• [Request] Quote the lines below exactly, from the first one down to the line containing "candle[interactable]: [1442, 18, 1445, 98]", with both ends included.

[Region annotation lines]

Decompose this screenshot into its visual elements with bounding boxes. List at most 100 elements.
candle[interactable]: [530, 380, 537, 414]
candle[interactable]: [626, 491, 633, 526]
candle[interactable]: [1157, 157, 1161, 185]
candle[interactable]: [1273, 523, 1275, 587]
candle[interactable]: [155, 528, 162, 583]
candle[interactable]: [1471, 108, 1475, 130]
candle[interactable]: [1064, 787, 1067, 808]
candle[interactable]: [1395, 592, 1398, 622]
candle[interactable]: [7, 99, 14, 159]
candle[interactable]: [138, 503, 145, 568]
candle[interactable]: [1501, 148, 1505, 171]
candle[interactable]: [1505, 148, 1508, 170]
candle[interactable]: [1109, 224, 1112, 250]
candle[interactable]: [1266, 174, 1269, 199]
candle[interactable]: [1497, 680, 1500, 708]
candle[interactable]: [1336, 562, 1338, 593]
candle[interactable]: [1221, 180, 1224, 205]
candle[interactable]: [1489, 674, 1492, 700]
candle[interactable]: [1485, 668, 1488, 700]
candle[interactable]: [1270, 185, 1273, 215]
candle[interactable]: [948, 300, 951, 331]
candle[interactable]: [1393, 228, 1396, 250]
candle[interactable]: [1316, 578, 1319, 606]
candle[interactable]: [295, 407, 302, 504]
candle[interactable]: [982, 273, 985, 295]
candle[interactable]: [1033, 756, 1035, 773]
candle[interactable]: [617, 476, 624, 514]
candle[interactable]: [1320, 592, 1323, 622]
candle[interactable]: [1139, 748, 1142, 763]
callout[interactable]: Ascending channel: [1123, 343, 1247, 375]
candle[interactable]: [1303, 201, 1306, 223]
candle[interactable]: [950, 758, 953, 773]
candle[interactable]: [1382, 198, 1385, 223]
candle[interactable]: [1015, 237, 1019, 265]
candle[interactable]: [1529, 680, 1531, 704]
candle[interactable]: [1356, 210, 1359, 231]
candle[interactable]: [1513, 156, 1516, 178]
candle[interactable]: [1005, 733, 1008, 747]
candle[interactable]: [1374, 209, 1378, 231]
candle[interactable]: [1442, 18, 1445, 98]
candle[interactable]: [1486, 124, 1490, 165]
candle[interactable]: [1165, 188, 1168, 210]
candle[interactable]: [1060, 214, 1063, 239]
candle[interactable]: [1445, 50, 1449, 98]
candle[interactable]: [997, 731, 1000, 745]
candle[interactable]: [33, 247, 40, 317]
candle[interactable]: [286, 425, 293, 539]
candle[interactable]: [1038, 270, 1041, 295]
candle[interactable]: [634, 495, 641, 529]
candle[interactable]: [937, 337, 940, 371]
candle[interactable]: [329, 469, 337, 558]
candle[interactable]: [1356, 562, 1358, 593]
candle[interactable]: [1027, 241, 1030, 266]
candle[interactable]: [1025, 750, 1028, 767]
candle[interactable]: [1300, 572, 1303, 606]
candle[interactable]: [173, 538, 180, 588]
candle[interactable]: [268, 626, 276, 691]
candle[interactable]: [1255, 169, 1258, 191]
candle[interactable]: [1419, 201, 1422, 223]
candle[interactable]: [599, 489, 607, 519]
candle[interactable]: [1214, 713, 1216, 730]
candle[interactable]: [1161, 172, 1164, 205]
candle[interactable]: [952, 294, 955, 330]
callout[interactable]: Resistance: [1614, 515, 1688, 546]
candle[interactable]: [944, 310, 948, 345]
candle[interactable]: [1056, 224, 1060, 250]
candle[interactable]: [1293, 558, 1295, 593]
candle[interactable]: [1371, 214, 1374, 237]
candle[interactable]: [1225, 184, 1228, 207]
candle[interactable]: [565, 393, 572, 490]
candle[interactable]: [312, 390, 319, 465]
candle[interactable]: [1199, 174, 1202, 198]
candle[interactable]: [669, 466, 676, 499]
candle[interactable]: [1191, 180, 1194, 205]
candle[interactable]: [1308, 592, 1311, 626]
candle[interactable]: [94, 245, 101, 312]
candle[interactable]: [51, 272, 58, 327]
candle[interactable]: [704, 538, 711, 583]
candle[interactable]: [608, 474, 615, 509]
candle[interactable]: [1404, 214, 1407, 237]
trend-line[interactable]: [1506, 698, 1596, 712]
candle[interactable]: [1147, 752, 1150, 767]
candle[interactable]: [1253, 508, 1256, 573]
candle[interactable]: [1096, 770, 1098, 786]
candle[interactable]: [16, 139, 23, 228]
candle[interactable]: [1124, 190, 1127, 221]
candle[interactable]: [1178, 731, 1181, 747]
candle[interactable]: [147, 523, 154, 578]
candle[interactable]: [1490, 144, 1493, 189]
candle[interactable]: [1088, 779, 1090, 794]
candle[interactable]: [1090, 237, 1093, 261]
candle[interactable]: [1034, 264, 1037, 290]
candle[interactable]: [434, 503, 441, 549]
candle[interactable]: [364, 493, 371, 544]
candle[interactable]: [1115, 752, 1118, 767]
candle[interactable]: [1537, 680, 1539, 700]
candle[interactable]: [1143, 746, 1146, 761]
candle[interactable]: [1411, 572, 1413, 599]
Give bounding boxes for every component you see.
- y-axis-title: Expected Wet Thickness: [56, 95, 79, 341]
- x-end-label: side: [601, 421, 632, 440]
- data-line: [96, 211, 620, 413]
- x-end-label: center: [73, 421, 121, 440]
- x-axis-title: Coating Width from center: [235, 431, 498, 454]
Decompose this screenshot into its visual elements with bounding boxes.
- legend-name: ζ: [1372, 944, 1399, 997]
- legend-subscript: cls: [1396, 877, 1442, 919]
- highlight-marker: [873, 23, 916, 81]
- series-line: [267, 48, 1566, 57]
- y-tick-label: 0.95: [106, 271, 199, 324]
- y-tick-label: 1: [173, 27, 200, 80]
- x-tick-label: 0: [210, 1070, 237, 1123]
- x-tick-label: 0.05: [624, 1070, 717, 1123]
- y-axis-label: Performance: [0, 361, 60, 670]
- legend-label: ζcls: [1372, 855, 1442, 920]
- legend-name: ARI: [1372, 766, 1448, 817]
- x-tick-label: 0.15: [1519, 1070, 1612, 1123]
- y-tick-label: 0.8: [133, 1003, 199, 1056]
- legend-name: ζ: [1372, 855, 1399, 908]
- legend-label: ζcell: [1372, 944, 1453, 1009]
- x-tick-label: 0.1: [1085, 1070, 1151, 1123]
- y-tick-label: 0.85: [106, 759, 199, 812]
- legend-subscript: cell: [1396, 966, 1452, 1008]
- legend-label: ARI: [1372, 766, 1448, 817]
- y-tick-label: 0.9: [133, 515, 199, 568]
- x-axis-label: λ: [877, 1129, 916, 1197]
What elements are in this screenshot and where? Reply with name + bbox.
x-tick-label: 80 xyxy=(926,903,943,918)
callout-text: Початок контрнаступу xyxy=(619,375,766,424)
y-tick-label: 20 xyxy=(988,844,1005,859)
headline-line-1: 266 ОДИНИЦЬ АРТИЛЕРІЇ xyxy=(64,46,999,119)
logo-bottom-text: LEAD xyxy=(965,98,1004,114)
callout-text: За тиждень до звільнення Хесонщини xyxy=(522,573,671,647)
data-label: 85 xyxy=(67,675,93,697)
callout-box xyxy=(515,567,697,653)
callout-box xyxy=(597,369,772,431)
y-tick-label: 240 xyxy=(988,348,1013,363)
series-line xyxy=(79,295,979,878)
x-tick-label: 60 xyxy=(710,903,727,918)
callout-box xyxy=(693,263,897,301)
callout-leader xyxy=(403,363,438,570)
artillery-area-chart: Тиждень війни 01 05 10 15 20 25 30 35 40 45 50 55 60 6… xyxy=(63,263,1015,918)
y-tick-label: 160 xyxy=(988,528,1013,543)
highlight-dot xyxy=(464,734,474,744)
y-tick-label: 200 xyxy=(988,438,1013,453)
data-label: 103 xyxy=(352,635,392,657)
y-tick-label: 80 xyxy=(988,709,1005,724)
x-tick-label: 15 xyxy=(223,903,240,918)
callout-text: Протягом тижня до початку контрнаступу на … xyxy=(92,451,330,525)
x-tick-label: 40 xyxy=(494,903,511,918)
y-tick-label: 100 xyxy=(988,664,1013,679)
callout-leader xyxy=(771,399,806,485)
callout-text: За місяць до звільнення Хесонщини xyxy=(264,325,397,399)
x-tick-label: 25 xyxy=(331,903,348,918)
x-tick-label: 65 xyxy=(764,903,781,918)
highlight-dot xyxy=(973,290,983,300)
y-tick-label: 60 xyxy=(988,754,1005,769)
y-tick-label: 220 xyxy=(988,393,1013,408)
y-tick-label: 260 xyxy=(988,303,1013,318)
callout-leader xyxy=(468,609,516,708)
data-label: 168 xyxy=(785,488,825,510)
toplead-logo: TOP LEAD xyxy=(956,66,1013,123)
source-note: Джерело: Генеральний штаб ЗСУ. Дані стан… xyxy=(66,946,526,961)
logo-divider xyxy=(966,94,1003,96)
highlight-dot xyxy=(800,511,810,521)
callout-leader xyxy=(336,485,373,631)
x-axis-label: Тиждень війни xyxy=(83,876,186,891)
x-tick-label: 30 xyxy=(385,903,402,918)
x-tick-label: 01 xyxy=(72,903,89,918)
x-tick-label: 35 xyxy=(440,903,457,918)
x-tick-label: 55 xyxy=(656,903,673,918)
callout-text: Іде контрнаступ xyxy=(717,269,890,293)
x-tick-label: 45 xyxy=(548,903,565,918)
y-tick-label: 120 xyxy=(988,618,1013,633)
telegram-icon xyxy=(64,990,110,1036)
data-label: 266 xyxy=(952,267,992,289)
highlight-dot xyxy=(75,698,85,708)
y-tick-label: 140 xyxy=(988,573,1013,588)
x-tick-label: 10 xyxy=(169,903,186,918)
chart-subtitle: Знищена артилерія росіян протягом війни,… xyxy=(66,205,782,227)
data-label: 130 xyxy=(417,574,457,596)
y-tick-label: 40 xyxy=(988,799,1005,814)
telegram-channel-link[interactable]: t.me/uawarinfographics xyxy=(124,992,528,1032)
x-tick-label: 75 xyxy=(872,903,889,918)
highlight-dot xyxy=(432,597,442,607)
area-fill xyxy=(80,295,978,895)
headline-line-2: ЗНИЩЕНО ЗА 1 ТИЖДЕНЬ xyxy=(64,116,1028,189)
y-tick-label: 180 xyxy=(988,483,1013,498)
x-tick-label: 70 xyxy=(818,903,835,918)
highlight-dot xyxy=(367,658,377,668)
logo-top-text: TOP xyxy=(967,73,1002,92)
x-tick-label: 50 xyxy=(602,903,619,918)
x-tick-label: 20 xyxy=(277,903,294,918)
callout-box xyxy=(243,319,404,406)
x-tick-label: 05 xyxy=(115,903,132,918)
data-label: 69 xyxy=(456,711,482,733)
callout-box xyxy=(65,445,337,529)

• [Written answer]
Decompose this screenshot into its visual elements with bounding boxes. List at most 100 elements.
candle[interactable]: [530, 380, 537, 414]
candle[interactable]: [626, 491, 633, 526]
candle[interactable]: [1157, 157, 1161, 185]
candle[interactable]: [1273, 523, 1275, 587]
candle[interactable]: [155, 528, 162, 583]
candle[interactable]: [1471, 108, 1475, 130]
candle[interactable]: [1064, 787, 1067, 808]
candle[interactable]: [1395, 592, 1398, 622]
candle[interactable]: [7, 99, 14, 159]
candle[interactable]: [138, 503, 145, 568]
candle[interactable]: [1501, 148, 1505, 171]
candle[interactable]: [1505, 148, 1508, 170]
candle[interactable]: [1109, 224, 1112, 250]
candle[interactable]: [1266, 174, 1269, 199]
candle[interactable]: [1497, 680, 1500, 708]
candle[interactable]: [1336, 562, 1338, 593]
candle[interactable]: [1221, 180, 1224, 205]
candle[interactable]: [1489, 674, 1492, 700]
candle[interactable]: [1485, 668, 1488, 700]
candle[interactable]: [1270, 185, 1273, 215]
candle[interactable]: [948, 300, 951, 331]
candle[interactable]: [1393, 228, 1396, 250]
candle[interactable]: [1316, 578, 1319, 606]
candle[interactable]: [295, 407, 302, 504]
candle[interactable]: [982, 273, 985, 295]
candle[interactable]: [1033, 756, 1035, 773]
candle[interactable]: [617, 476, 624, 514]
candle[interactable]: [1320, 592, 1323, 622]
candle[interactable]: [1139, 748, 1142, 763]
callout[interactable]: Ascending channel: [1123, 343, 1247, 375]
candle[interactable]: [1303, 201, 1306, 223]
candle[interactable]: [950, 758, 953, 773]
candle[interactable]: [1382, 198, 1385, 223]
candle[interactable]: [1015, 237, 1019, 265]
candle[interactable]: [1529, 680, 1531, 704]
candle[interactable]: [1356, 210, 1359, 231]
candle[interactable]: [1513, 156, 1516, 178]
candle[interactable]: [1005, 733, 1008, 747]
candle[interactable]: [1374, 209, 1378, 231]
candle[interactable]: [1442, 18, 1445, 98]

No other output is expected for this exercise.